= Data to use =
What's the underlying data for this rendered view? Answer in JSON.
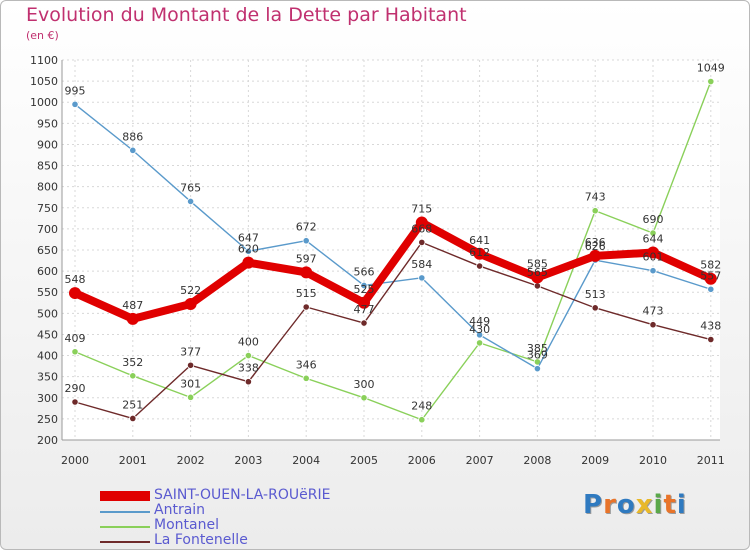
{
  "header": {
    "title": "Evolution du Montant de la Dette par Habitant",
    "subtitle": "(en €)"
  },
  "logo": {
    "text": "Proxiti",
    "colors": [
      "#2f7ac0",
      "#e8742a",
      "#2f7ac0",
      "#e8b82a",
      "#5aa84a",
      "#e8742a",
      "#2f7ac0"
    ]
  },
  "chart_data": {
    "type": "line",
    "title": "Evolution du Montant de la Dette par Habitant",
    "ylabel": "(en €)",
    "xlabel": "",
    "x": [
      "2000",
      "2001",
      "2002",
      "2003",
      "2004",
      "2005",
      "2006",
      "2007",
      "2008",
      "2009",
      "2010",
      "2011"
    ],
    "ylim": [
      200,
      1100
    ],
    "yticks": [
      200,
      250,
      300,
      350,
      400,
      450,
      500,
      550,
      600,
      650,
      700,
      750,
      800,
      850,
      900,
      950,
      1000,
      1050,
      1100
    ],
    "grid": true,
    "legend_position": "bottom-left",
    "series": [
      {
        "name": "SAINT-OUEN-LA-ROUëRIE",
        "color": "#e00000",
        "values": [
          548,
          487,
          522,
          620,
          597,
          525,
          715,
          641,
          585,
          636,
          644,
          582
        ],
        "labels": [
          "548",
          "487",
          "522",
          "620",
          "597",
          "525",
          "715",
          "641",
          "585",
          "636",
          "644",
          "582"
        ]
      },
      {
        "name": "Antrain",
        "color": "#5a9acb",
        "values": [
          995,
          886,
          765,
          647,
          672,
          566,
          584,
          449,
          369,
          626,
          601,
          557
        ],
        "labels": [
          "995",
          "886",
          "765",
          "647",
          "672",
          "566",
          "584",
          "449",
          "369",
          "626",
          "601",
          "557"
        ]
      },
      {
        "name": "Montanel",
        "color": "#8ad05a",
        "values": [
          409,
          352,
          301,
          400,
          346,
          300,
          248,
          430,
          385,
          743,
          690,
          1049
        ],
        "labels": [
          "409",
          "352",
          "301",
          "400",
          "346",
          "300",
          "248",
          "430",
          "385",
          "743",
          "690",
          "1049"
        ]
      },
      {
        "name": "La Fontenelle",
        "color": "#6e2a2a",
        "values": [
          290,
          251,
          377,
          338,
          515,
          477,
          668,
          612,
          565,
          513,
          473,
          438
        ],
        "labels": [
          "290",
          "251",
          "377",
          "338",
          "515",
          "477",
          "668",
          "612",
          "565",
          "513",
          "473",
          "438"
        ]
      }
    ]
  }
}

= Set problem =
Count each line above in which the string "name" appears, then state only the total.

= Solution =
4